### Records
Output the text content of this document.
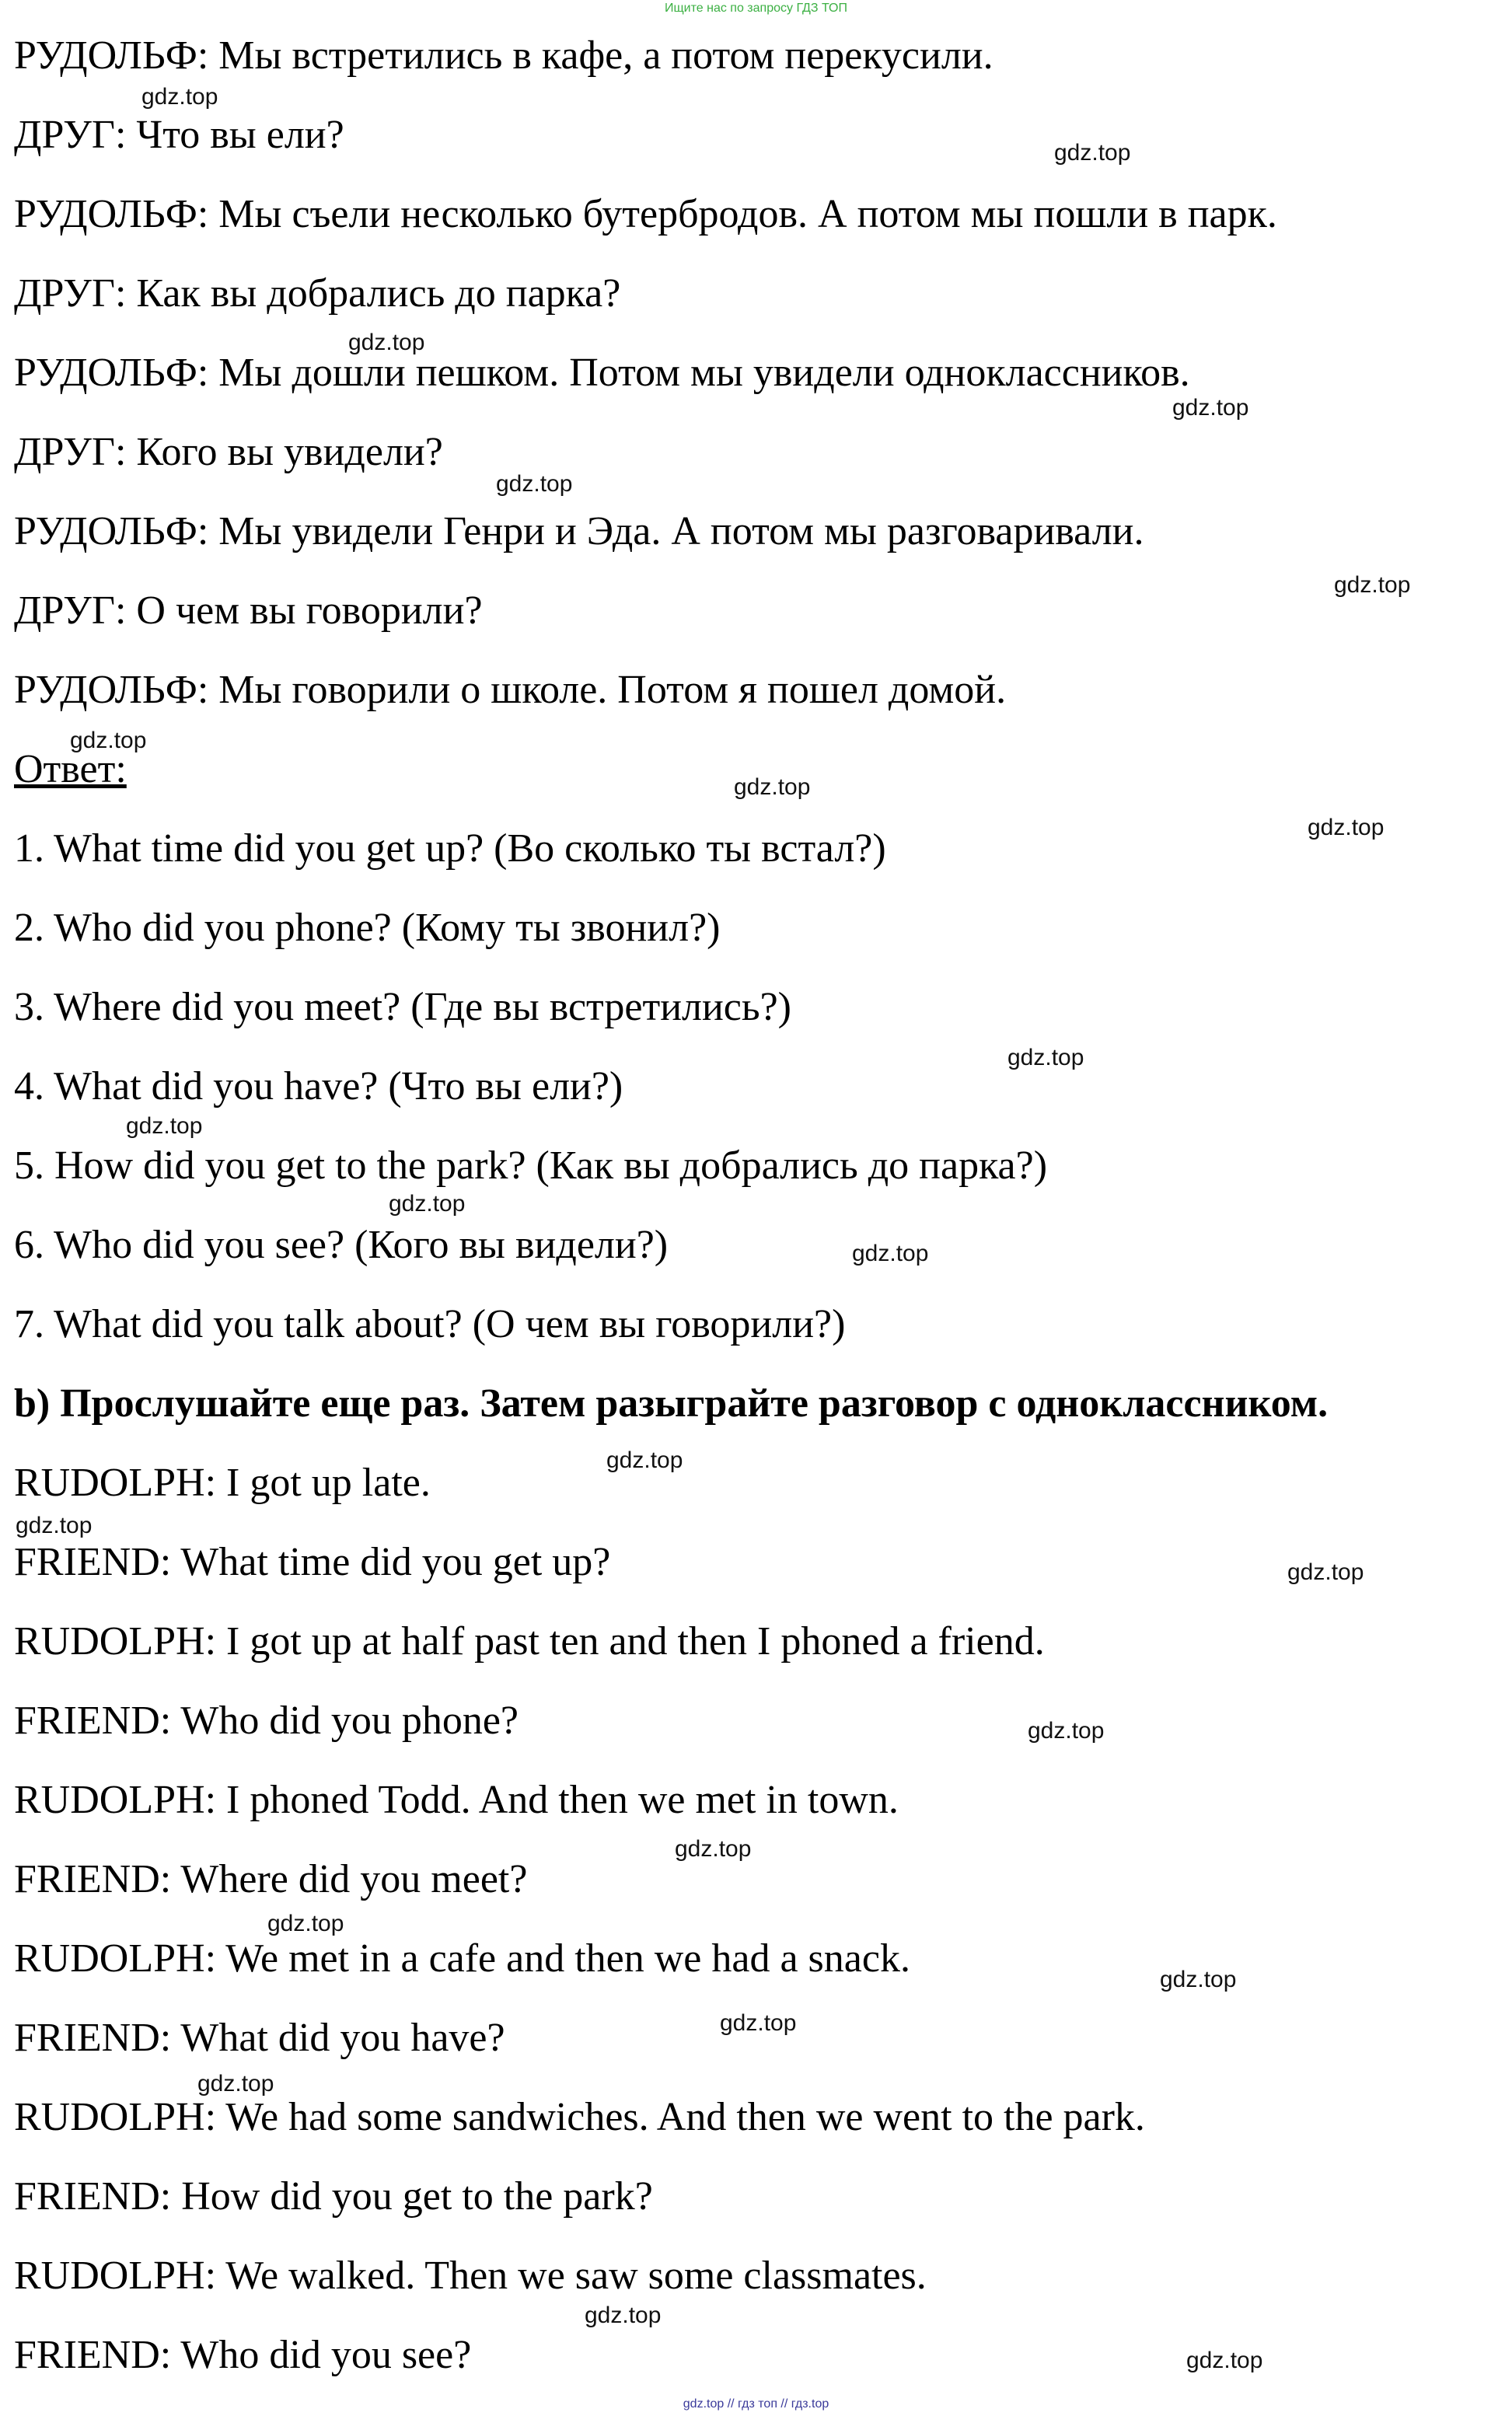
Ищите нас по запросу ГДЗ ТОП
РУДОЛЬФ: Мы встретились в кафе, а потом перекусили.
ДРУГ: Что вы ели?
РУДОЛЬФ: Мы съели несколько бутербродов. А потом мы пошли в парк.
ДРУГ: Как вы добрались до парка?
РУДОЛЬФ: Мы дошли пешком. Потом мы увидели одноклассников.
ДРУГ: Кого вы увидели?
РУДОЛЬФ: Мы увидели Генри и Эда. А потом мы разговаривали.
ДРУГ: О чем вы говорили?
РУДОЛЬФ: Мы говорили о школе. Потом я пошел домой.
Ответ:
1. What time did you get up? (Во сколько ты встал?)
2. Who did you phone? (Кому ты звонил?)
3. Where did you meet? (Где вы встретились?)
4. What did you have? (Что вы ели?)
5. How did you get to the park? (Как вы добрались до парка?)
6. Who did you see? (Кого вы видели?)
7. What did you talk about? (О чем вы говорили?)
b) Прослушайте еще раз. Затем разыграйте разговор с одноклассником.
RUDOLPH: I got up late.
FRIEND: What time did you get up?
RUDOLPH: I got up at half past ten and then I phoned a friend.
FRIEND: Who did you phone?
RUDOLPH: I phoned Todd. And then we met in town.
FRIEND: Where did you meet?
RUDOLPH: We met in a cafe and then we had a snack.
FRIEND: What did you have?
RUDOLPH: We had some sandwiches. And then we went to the park.
FRIEND: How did you get to the park?
RUDOLPH: We walked. Then we saw some classmates.
FRIEND: Who did you see?
gdz.top
gdz.top
gdz.top
gdz.top
gdz.top
gdz.top
gdz.top
gdz.top
gdz.top
gdz.top
gdz.top
gdz.top
gdz.top
gdz.top
gdz.top
gdz.top
gdz.top
gdz.top
gdz.top
gdz.top
gdz.top
gdz.top
gdz.top
gdz.top
gdz.top // гдз топ // гдз.top
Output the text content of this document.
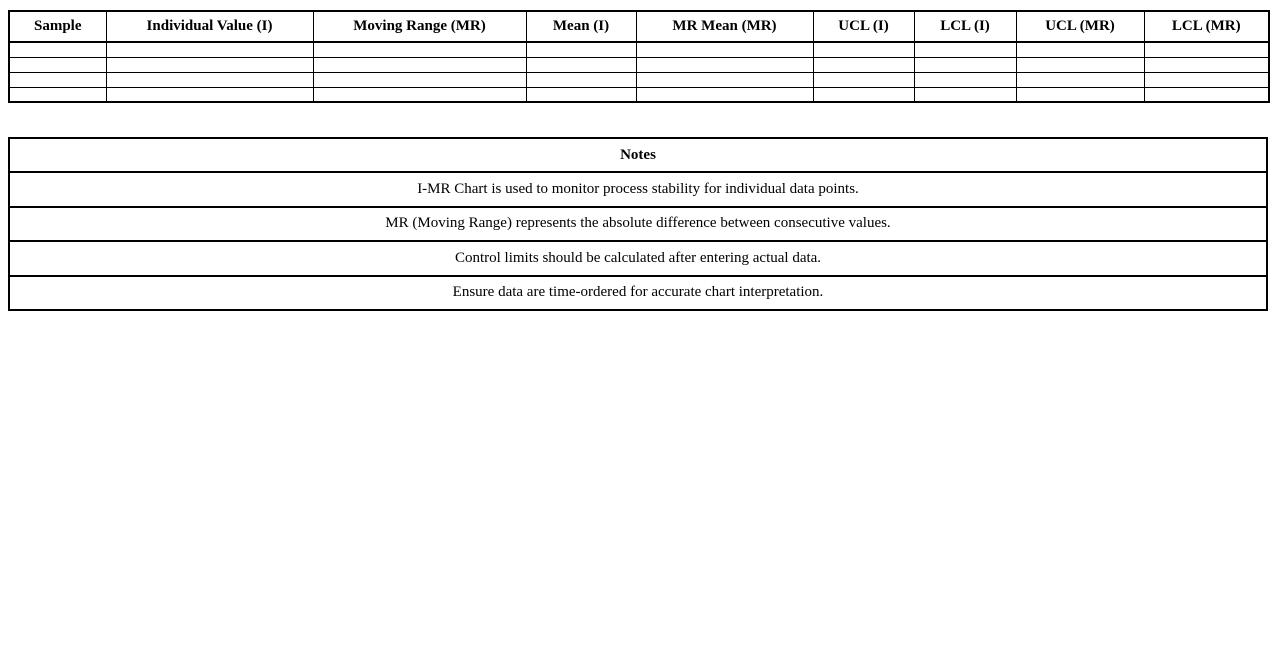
Sample	Individual Value (I)	Moving Range (MR)	Mean (I)	MR Mean (MR)	UCL (I)	LCL (I)	UCL (MR)	LCL (MR)

Notes
I-MR Chart is used to monitor process stability for individual data points.
MR (Moving Range) represents the absolute difference between consecutive values.
Control limits should be calculated after entering actual data.
Ensure data are time-ordered for accurate chart interpretation.
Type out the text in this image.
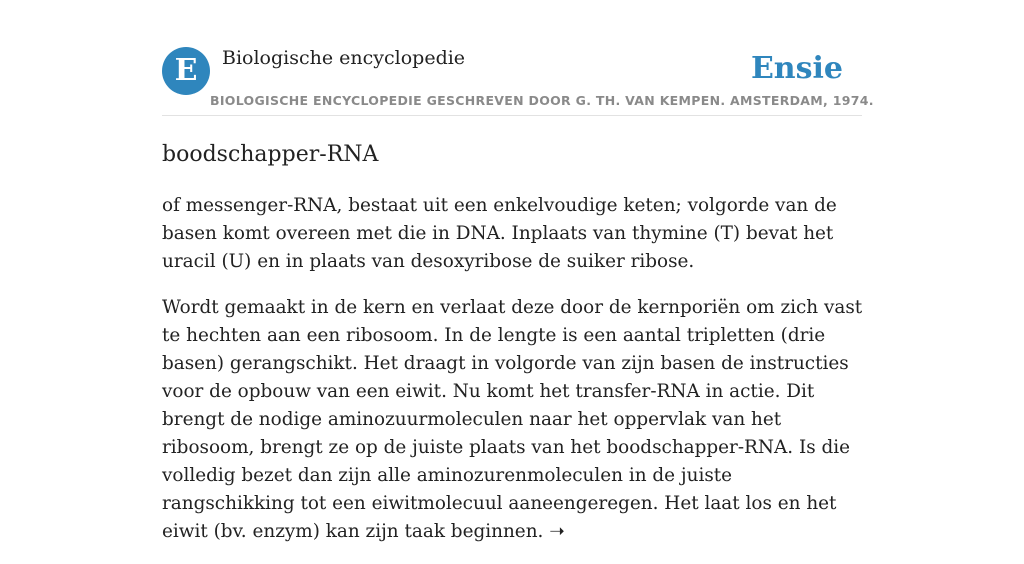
E	Biologische encyclopedie	Ensie
BIOLOGISCHE ENCYCLOPEDIE GESCHREVEN DOOR G. TH. VAN KEMPEN. AMSTERDAM, 1974.
boodschapper-RNA

of messenger-RNA, bestaat uit een enkelvoudige keten; volgorde van de basen komt overeen met die in DNA. Inplaats van thymine (T) bevat het uracil (U) en in plaats van desoxyribose de suiker ribose.

Wordt gemaakt in de kern en verlaat deze door de kernporiën om zich vast te hechten aan een ribosoom. In de lengte is een aantal tripletten (drie basen) gerangschikt. Het draagt in volgorde van zijn basen de instructies voor de opbouw van een eiwit. Nu komt het transfer-RNA in actie. Dit brengt de nodige aminozuurmoleculen naar het oppervlak van het ribosoom, brengt ze op de juiste plaats van het boodschapper-RNA. Is die volledig bezet dan zijn alle aminozurenmoleculen in de juiste rangschikking tot een eiwitmolecuul aaneengeregen. Het laat los en het eiwit (bv. enzym) kan zijn taak beginnen. ➝
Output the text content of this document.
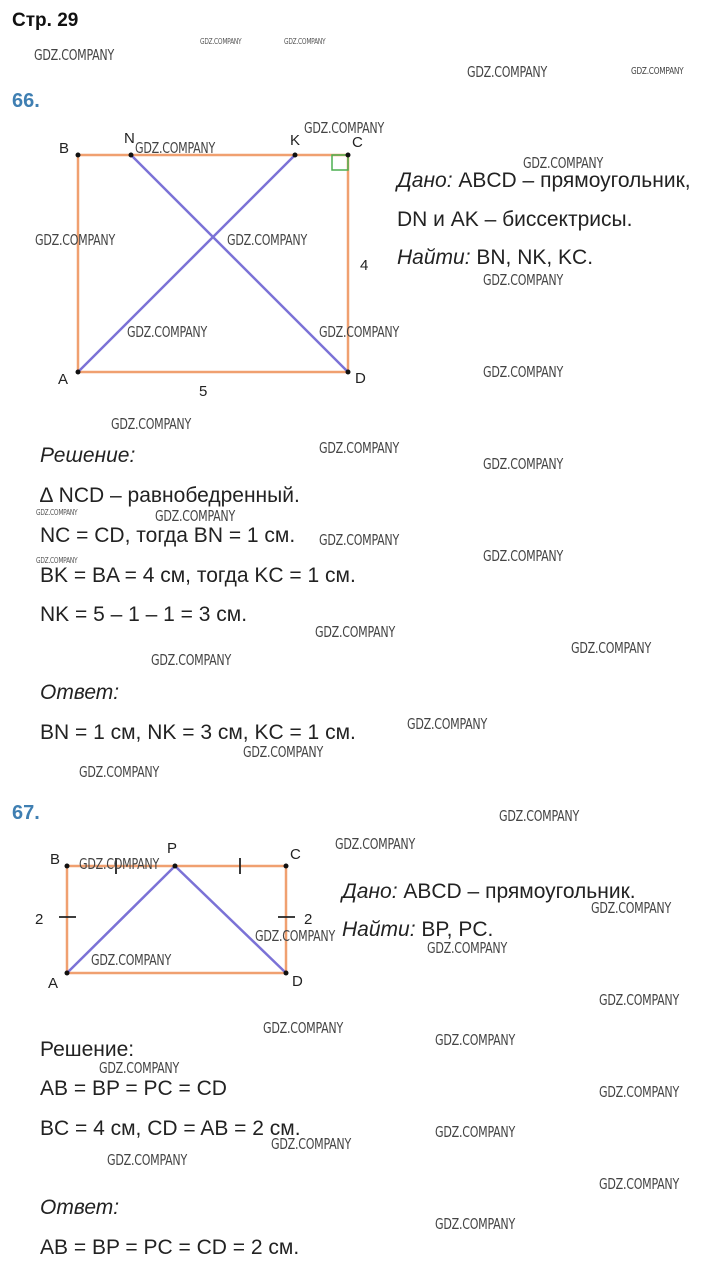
Стр. 29
66.
B
N	K	C
A	D
4
5
Дано: ABCD – прямоугольник,
DN и AK – биссектрисы.
Найти: BN, NK, KC.
Решение:
∆ NCD – равнобедренный.
NC = CD, тогда BN = 1 см.
BK = BA = 4 см, тогда KC = 1 см.
NK = 5 – 1 – 1 = 3 см.
Ответ:
BN = 1 см, NK = 3 см, KC = 1 см.
67.
B
P	C
A	D
2	2
Дано: ABCD – прямоугольник.
Найти: BP, PC.
Решение:
AB = BP = PC = CD
BC = 4 см, CD = AB = 2 см.
Ответ:
AB = BP = PC = CD = 2 см.
GDZ.COMPANY
GDZ.COMPANY	GDZ.COMPANY
GDZ.COMPANY	GDZ.COMPANY
GDZ.COMPANY
GDZ.COMPANY
GDZ.COMPANY
GDZ.COMPANY	GDZ.COMPANY
GDZ.COMPANY
GDZ.COMPANY	GDZ.COMPANY
GDZ.COMPANY
GDZ.COMPANY
GDZ.COMPANY
GDZ.COMPANY
GDZ.COMPANY	GDZ.COMPANY
GDZ.COMPANY
GDZ.COMPANY
GDZ.COMPANY
GDZ.COMPANY
GDZ.COMPANY
GDZ.COMPANY
GDZ.COMPANY
GDZ.COMPANY
GDZ.COMPANY
GDZ.COMPANY
GDZ.COMPANY
GDZ.COMPANY
GDZ.COMPANY
GDZ.COMPANY
GDZ.COMPANY
GDZ.COMPANY
GDZ.COMPANY
GDZ.COMPANY
GDZ.COMPANY
GDZ.COMPANY
GDZ.COMPANY
GDZ.COMPANY
GDZ.COMPANY
GDZ.COMPANY
GDZ.COMPANY
GDZ.COMPANY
######
▶ **The exercise**: Repeat all the records above exactly, leaving out any pictures.

▶ **Expected answer**:
Output the text content of this document.
Ищите нас по запросу ГДЗ ТОП
РУДОЛЬФ: Мы встретились в кафе, а потом перекусили.
ДРУГ: Что вы ели?
РУДОЛЬФ: Мы съели несколько бутербродов. А потом мы пошли в парк.
ДРУГ: Как вы добрались до парка?
РУДОЛЬФ: Мы дошли пешком. Потом мы увидели одноклассников.
ДРУГ: Кого вы увидели?
РУДОЛЬФ: Мы увидели Генри и Эда. А потом мы разговаривали.
ДРУГ: О чем вы говорили?
РУДОЛЬФ: Мы говорили о школе. Потом я пошел домой.
Ответ:
1. What time did you get up? (Во сколько ты встал?)
2. Who did you phone? (Кому ты звонил?)
3. Where did you meet? (Где вы встретились?)
4. What did you have? (Что вы ели?)
5. How did you get to the park? (Как вы добрались до парка?)
6. Who did you see? (Кого вы видели?)
7. What did you talk about? (О чем вы говорили?)
b) Прослушайте еще раз. Затем разыграйте разговор с одноклассником.
RUDOLPH: I got up late.
FRIEND: What time did you get up?
RUDOLPH: I got up at half past ten and then I phoned a friend.
FRIEND: Who did you phone?
RUDOLPH: I phoned Todd. And then we met in town.
FRIEND: Where did you meet?
RUDOLPH: We met in a cafe and then we had a snack.
FRIEND: What did you have?
RUDOLPH: We had some sandwiches. And then we went to the park.
FRIEND: How did you get to the park?
RUDOLPH: We walked. Then we saw some classmates.
FRIEND: Who did you see?
gdz.top
gdz.top
gdz.top
gdz.top
gdz.top
gdz.top
gdz.top
gdz.top
gdz.top
gdz.top
gdz.top
gdz.top
gdz.top
gdz.top
gdz.top
gdz.top
gdz.top
gdz.top
gdz.top
gdz.top
gdz.top
gdz.top
gdz.top
gdz.top
gdz.top // гдз топ // гдз.top
Output the text content of this document.
Sample	Individual Value (I)	Moving Range (MR)	Mean (I)	MR Mean (MR)	UCL (I)	LCL (I)	UCL (MR)	LCL (MR)

Notes
I-MR Chart is used to monitor process stability for individual data points.
MR (Moving Range) represents the absolute difference between consecutive values.
Control limits should be calculated after entering actual data.
Ensure data are time-ordered for accurate chart interpretation.
Type out the text in this image.
E	Biologische encyclopedie	Ensie
BIOLOGISCHE ENCYCLOPEDIE GESCHREVEN DOOR G. TH. VAN KEMPEN. AMSTERDAM, 1974.
boodschapper-RNA

of messenger-RNA, bestaat uit een enkelvoudige keten; volgorde van de basen komt overeen met die in DNA. Inplaats van thymine (T) bevat het uracil (U) en in plaats van desoxyribose de suiker ribose.

Wordt gemaakt in de kern en verlaat deze door de kernporiën om zich vast te hechten aan een ribosoom. In de lengte is een aantal tripletten (drie basen) gerangschikt. Het draagt in volgorde van zijn basen de instructies voor de opbouw van een eiwit. Nu komt het transfer-RNA in actie. Dit brengt de nodige aminozuurmoleculen naar het oppervlak van het ribosoom, brengt ze op de juiste plaats van het boodschapper-RNA. Is die volledig bezet dan zijn alle aminozurenmoleculen in de juiste rangschikking tot een eiwitmolecuul aaneengeregen. Het laat los en het eiwit (bv. enzym) kan zijn taak beginnen. ➝
Output the text content of this document.
Стр. 29
66.
B
N	K	C
A	D
4
5
Дано: ABCD – прямоугольник,
DN и AK – биссектрисы.
Найти: BN, NK, KC.
Решение:
∆ NCD – равнобедренный.
NC = CD, тогда BN = 1 см.
BK = BA = 4 см, тогда KC = 1 см.
NK = 5 – 1 – 1 = 3 см.
Ответ:
BN = 1 см, NK = 3 см, KC = 1 см.
67.
B
P	C
A	D
2	2
Дано: ABCD – прямоугольник.
Найти: BP, PC.
Решение:
AB = BP = PC = CD
BC = 4 см, CD = AB = 2 см.
Ответ:
AB = BP = PC = CD = 2 см.
GDZ.COMPANY
GDZ.COMPANY	GDZ.COMPANY
GDZ.COMPANY	GDZ.COMPANY
GDZ.COMPANY
GDZ.COMPANY
GDZ.COMPANY
GDZ.COMPANY	GDZ.COMPANY
GDZ.COMPANY
GDZ.COMPANY	GDZ.COMPANY
GDZ.COMPANY
GDZ.COMPANY
GDZ.COMPANY
GDZ.COMPANY
GDZ.COMPANY	GDZ.COMPANY
GDZ.COMPANY
GDZ.COMPANY
GDZ.COMPANY
GDZ.COMPANY
GDZ.COMPANY
GDZ.COMPANY
GDZ.COMPANY
GDZ.COMPANY
GDZ.COMPANY
GDZ.COMPANY
GDZ.COMPANY
GDZ.COMPANY
GDZ.COMPANY
GDZ.COMPANY
GDZ.COMPANY
GDZ.COMPANY
GDZ.COMPANY
GDZ.COMPANY
GDZ.COMPANY
GDZ.COMPANY
GDZ.COMPANY
GDZ.COMPANY
GDZ.COMPANY
GDZ.COMPANY
GDZ.COMPANY
GDZ.COMPANY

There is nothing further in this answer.